### [Required task]
Can you reproduce the data beneath, keeping every line exact?

## BEGIN Excerpted data

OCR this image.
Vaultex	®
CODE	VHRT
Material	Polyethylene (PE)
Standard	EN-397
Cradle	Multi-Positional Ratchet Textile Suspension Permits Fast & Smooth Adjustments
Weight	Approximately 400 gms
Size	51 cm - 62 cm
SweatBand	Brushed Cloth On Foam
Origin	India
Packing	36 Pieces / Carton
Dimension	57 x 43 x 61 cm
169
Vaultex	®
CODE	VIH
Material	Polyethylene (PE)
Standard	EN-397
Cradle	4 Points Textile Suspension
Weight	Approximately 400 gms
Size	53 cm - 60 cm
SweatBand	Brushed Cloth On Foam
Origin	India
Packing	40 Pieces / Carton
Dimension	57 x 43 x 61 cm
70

## END Excerpted data

### [Exercise output]
OCR this image.
Vaultex	®
CODE	VHRT
Material	Polyethylene (PE)
Standard	EN-397
Cradle	Multi-Positional Ratchet Textile Suspension Permits Fast & Smooth Adjustments
Weight	Approximately 400 gms
Size	51 cm - 62 cm
SweatBand	Brushed Cloth On Foam
Origin	India
Packing	36 Pieces / Carton
Dimension	57 x 43 x 61 cm
169
Vaultex	®
CODE	VIH
Material	Polyethylene (PE)
Standard	EN-397
Cradle	4 Points Textile Suspension
Weight	Approximately 400 gms
Size	53 cm - 60 cm
SweatBand	Brushed Cloth On Foam
Origin	India
Packing	40 Pieces / Carton
Dimension	57 x 43 x 61 cm
70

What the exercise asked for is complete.